[Figure contents as structured data]
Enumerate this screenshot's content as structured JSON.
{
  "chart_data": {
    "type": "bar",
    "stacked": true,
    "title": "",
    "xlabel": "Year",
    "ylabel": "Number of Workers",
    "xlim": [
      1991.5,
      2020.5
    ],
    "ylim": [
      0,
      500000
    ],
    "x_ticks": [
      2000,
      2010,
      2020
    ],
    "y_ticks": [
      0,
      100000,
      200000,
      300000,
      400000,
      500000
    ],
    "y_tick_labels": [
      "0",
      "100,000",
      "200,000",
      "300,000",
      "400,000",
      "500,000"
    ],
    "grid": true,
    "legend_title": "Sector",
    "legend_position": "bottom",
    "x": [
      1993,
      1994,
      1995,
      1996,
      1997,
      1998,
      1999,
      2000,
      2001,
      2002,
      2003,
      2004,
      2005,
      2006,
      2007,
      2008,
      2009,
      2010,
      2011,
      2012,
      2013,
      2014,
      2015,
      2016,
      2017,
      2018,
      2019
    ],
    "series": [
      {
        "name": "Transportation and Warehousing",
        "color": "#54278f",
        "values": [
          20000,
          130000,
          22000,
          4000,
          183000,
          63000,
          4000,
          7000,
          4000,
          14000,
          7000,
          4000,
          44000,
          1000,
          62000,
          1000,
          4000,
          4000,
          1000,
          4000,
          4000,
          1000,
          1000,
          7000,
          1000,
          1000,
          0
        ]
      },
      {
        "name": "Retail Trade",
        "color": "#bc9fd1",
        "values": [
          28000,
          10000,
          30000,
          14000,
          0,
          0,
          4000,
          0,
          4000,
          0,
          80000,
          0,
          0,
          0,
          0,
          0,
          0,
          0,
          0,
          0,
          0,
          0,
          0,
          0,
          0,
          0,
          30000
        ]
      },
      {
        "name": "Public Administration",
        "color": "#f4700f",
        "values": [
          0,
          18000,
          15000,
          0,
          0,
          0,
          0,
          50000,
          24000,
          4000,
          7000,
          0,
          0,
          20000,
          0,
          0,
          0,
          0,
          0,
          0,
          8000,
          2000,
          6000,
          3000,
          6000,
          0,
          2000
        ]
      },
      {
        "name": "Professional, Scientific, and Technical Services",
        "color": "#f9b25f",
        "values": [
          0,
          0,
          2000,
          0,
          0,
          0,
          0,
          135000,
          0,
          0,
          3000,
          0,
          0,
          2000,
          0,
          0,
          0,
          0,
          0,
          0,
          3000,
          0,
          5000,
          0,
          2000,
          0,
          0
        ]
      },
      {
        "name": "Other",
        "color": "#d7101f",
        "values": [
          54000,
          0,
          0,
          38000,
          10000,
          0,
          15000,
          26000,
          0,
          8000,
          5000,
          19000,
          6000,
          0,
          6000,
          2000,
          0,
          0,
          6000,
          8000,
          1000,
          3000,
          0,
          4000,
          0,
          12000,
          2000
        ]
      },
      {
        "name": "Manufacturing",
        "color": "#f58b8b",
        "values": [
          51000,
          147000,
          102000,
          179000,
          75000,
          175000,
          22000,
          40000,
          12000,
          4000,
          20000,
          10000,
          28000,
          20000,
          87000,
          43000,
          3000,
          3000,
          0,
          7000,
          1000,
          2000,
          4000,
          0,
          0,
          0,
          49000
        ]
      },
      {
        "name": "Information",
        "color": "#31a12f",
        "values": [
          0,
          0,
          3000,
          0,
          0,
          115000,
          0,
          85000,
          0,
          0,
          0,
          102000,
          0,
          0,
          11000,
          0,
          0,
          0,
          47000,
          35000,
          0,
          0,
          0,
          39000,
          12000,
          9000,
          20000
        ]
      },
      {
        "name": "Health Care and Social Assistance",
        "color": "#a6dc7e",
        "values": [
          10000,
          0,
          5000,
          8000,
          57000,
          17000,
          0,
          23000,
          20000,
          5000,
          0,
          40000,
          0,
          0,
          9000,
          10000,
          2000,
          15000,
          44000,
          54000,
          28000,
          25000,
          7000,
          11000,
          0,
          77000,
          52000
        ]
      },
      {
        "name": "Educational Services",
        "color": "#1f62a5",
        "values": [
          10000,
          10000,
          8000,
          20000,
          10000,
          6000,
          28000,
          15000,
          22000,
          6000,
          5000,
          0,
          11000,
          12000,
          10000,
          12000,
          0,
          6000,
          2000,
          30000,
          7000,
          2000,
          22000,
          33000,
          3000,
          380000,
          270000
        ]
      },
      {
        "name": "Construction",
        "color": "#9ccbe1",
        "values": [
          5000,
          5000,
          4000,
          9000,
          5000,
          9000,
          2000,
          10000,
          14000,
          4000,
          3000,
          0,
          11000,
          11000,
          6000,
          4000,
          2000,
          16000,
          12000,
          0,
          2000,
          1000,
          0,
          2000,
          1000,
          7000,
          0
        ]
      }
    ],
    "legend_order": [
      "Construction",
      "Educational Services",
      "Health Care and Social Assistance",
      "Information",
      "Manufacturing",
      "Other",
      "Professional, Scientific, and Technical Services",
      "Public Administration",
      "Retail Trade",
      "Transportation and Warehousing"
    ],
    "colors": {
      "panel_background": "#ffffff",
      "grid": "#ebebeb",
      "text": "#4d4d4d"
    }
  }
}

Prompt — Exactly as shown above, return every record.

Output —
Enumerate this screenshot's content as structured JSON.
{
  "chart_data": {
    "type": "bar",
    "stacked": true,
    "title": "",
    "xlabel": "Year",
    "ylabel": "Number of Workers",
    "xlim": [
      1991.5,
      2020.5
    ],
    "ylim": [
      0,
      500000
    ],
    "x_ticks": [
      2000,
      2010,
      2020
    ],
    "y_ticks": [
      0,
      100000,
      200000,
      300000,
      400000,
      500000
    ],
    "y_tick_labels": [
      "0",
      "100,000",
      "200,000",
      "300,000",
      "400,000",
      "500,000"
    ],
    "grid": true,
    "legend_title": "Sector",
    "legend_position": "bottom",
    "x": [
      1993,
      1994,
      1995,
      1996,
      1997,
      1998,
      1999,
      2000,
      2001,
      2002,
      2003,
      2004,
      2005,
      2006,
      2007,
      2008,
      2009,
      2010,
      2011,
      2012,
      2013,
      2014,
      2015,
      2016,
      2017,
      2018,
      2019
    ],
    "series": [
      {
        "name": "Transportation and Warehousing",
        "color": "#54278f",
        "values": [
          20000,
          130000,
          22000,
          4000,
          183000,
          63000,
          4000,
          7000,
          4000,
          14000,
          7000,
          4000,
          44000,
          1000,
          62000,
          1000,
          4000,
          4000,
          1000,
          4000,
          4000,
          1000,
          1000,
          7000,
          1000,
          1000,
          0
        ]
      },
      {
        "name": "Retail Trade",
        "color": "#bc9fd1",
        "values": [
          28000,
          10000,
          30000,
          14000,
          0,
          0,
          4000,
          0,
          4000,
          0,
          80000,
          0,
          0,
          0,
          0,
          0,
          0,
          0,
          0,
          0,
          0,
          0,
          0,
          0,
          0,
          0,
          30000
        ]
      },
      {
        "name": "Public Administration",
        "color": "#f4700f",
        "values": [
          0,
          18000,
          15000,
          0,
          0,
          0,
          0,
          50000,
          24000,
          4000,
          7000,
          0,
          0,
          20000,
          0,
          0,
          0,
          0,
          0,
          0,
          8000,
          2000,
          6000,
          3000,
          6000,
          0,
          2000
        ]
      },
      {
        "name": "Professional, Scientific, and Technical Services",
        "color": "#f9b25f",
        "values": [
          0,
          0,
          2000,
          0,
          0,
          0,
          0,
          135000,
          0,
          0,
          3000,
          0,
          0,
          2000,
          0,
          0,
          0,
          0,
          0,
          0,
          3000,
          0,
          5000,
          0,
          2000,
          0,
          0
        ]
      },
      {
        "name": "Other",
        "color": "#d7101f",
        "values": [
          54000,
          0,
          0,
          38000,
          10000,
          0,
          15000,
          26000,
          0,
          8000,
          5000,
          19000,
          6000,
          0,
          6000,
          2000,
          0,
          0,
          6000,
          8000,
          1000,
          3000,
          0,
          4000,
          0,
          12000,
          2000
        ]
      },
      {
        "name": "Manufacturing",
        "color": "#f58b8b",
        "values": [
          51000,
          147000,
          102000,
          179000,
          75000,
          175000,
          22000,
          40000,
          12000,
          4000,
          20000,
          10000,
          28000,
          20000,
          87000,
          43000,
          3000,
          3000,
          0,
          7000,
          1000,
          2000,
          4000,
          0,
          0,
          0,
          49000
        ]
      },
      {
        "name": "Information",
        "color": "#31a12f",
        "values": [
          0,
          0,
          3000,
          0,
          0,
          115000,
          0,
          85000,
          0,
          0,
          0,
          102000,
          0,
          0,
          11000,
          0,
          0,
          0,
          47000,
          35000,
          0,
          0,
          0,
          39000,
          12000,
          9000,
          20000
        ]
      },
      {
        "name": "Health Care and Social Assistance",
        "color": "#a6dc7e",
        "values": [
          10000,
          0,
          5000,
          8000,
          57000,
          17000,
          0,
          23000,
          20000,
          5000,
          0,
          40000,
          0,
          0,
          9000,
          10000,
          2000,
          15000,
          44000,
          54000,
          28000,
          25000,
          7000,
          11000,
          0,
          77000,
          52000
        ]
      },
      {
        "name": "Educational Services",
        "color": "#1f62a5",
        "values": [
          10000,
          10000,
          8000,
          20000,
          10000,
          6000,
          28000,
          15000,
          22000,
          6000,
          5000,
          0,
          11000,
          12000,
          10000,
          12000,
          0,
          6000,
          2000,
          30000,
          7000,
          2000,
          22000,
          33000,
          3000,
          380000,
          270000
        ]
      },
      {
        "name": "Construction",
        "color": "#9ccbe1",
        "values": [
          5000,
          5000,
          4000,
          9000,
          5000,
          9000,
          2000,
          10000,
          14000,
          4000,
          3000,
          0,
          11000,
          11000,
          6000,
          4000,
          2000,
          16000,
          12000,
          0,
          2000,
          1000,
          0,
          2000,
          1000,
          7000,
          0
        ]
      }
    ],
    "legend_order": [
      "Construction",
      "Educational Services",
      "Health Care and Social Assistance",
      "Information",
      "Manufacturing",
      "Other",
      "Professional, Scientific, and Technical Services",
      "Public Administration",
      "Retail Trade",
      "Transportation and Warehousing"
    ],
    "colors": {
      "panel_background": "#ffffff",
      "grid": "#ebebeb",
      "text": "#4d4d4d"
    }
  }
}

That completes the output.